━━━ SELECTED PASSAGE ━━━
The ELCA Youth Gathering is a national convention of the Evangelical Lutheran Church in America for high-school-age youth. It is held every 3 years in a different American city. The gathering lasts around 5 days and each day is focused on a form of service. Each convention also has a central theme to it. Each theme is focused on a certain scripture from the bible.

The 1979, 1982 and 1985 Youth Gatherings were a ministry of the American Lutheran Church. The ELCA officially came into existence on January 1, 1988, by the merging of three Lutheran church bodies, including the American Lutheran Church.

From 2000 to 2006, a different format was tried in which the gathering was held for two weeks with certain churches coming to the convention one week and the other churches coming to it the second week. This was later merged into one week in 2009.

Specific Gatherings

New Orleans 2009
In July, 37,000 Lutheran youth and their chaperones attended a gathering in New Orleans to help with post-Katrina problems in the city and surrounding suburbs. "This was the biggest convention since Katrina", said bestofneworleans.com. The theme for this gathering in New Orleans was "Jesus, Justice, Jazz." The Bible theme for this convention was Philippians 2: 1-8. Usually, the host city is chosen immediately after the last gathering, but organizers were not able to pick New Orleans three years in advance because they did not know if New Orleans was capable of holding such a gathering. Organizers saw the city, and decided to use New Orleans after requests to use other cities were denied. Though there was opposition to the convention taking place in New Orleans, due to rising crime rates and its reputation for adult sensuality, organizers came upon the agreement that New Orleans needed them as much as they needed New Orleans.
━━━
▸ **REQUIRED ACTION**
In the text on the ELCA Youth Gathering, check whether each statement agrees with it: (a) the gathering is held every year in the same city; (b) the 1982 Youth Gathering was a ministry of the American Lutheran Church; (c) the two-week format was first tried in 2009. Answer yes or no for each and quote the words of the text that decide it.
━━━ INFORMATION PROVIDED ━━━
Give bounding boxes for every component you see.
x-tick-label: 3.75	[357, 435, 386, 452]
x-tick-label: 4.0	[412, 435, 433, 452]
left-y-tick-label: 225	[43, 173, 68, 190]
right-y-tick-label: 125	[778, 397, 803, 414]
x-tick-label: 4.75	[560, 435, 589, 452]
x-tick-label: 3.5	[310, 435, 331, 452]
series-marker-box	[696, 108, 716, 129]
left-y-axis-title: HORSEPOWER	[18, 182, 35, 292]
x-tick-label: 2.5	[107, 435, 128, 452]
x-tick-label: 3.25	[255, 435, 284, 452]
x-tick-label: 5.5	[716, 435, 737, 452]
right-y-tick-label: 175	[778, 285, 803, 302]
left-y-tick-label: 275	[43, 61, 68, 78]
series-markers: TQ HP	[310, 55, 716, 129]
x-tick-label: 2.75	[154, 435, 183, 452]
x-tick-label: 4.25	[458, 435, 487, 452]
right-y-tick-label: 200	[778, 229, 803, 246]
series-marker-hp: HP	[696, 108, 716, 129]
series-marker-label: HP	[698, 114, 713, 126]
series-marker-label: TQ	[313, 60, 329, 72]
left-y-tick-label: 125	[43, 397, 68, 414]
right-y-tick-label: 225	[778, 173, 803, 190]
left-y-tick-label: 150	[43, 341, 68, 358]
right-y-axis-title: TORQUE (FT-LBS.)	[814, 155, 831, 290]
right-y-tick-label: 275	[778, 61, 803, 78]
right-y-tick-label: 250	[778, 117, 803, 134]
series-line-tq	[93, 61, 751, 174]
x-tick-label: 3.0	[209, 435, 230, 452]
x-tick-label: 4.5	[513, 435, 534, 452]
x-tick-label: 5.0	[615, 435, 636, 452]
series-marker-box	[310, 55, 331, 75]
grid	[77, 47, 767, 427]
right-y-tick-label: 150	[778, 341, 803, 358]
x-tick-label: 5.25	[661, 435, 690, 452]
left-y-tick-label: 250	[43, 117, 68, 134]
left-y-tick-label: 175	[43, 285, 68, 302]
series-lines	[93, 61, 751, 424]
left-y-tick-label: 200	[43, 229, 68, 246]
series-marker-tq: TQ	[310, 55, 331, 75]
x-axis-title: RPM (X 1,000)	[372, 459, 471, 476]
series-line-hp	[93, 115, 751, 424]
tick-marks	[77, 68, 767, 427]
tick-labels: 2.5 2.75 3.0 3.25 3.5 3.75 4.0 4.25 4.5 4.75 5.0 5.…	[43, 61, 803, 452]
━━━
▸ **RESPONSE BOX**
(a) No: "It is held every 3 years in a different American city."
(b) Yes: "The 1979, 1982 and 1985 Youth Gatherings were a ministry of the American Lutheran Church."
(c) No: "From 2000 to 2006, a different format was tried in which the gathering was held for two weeks" and "This was later merged into one week in 2009."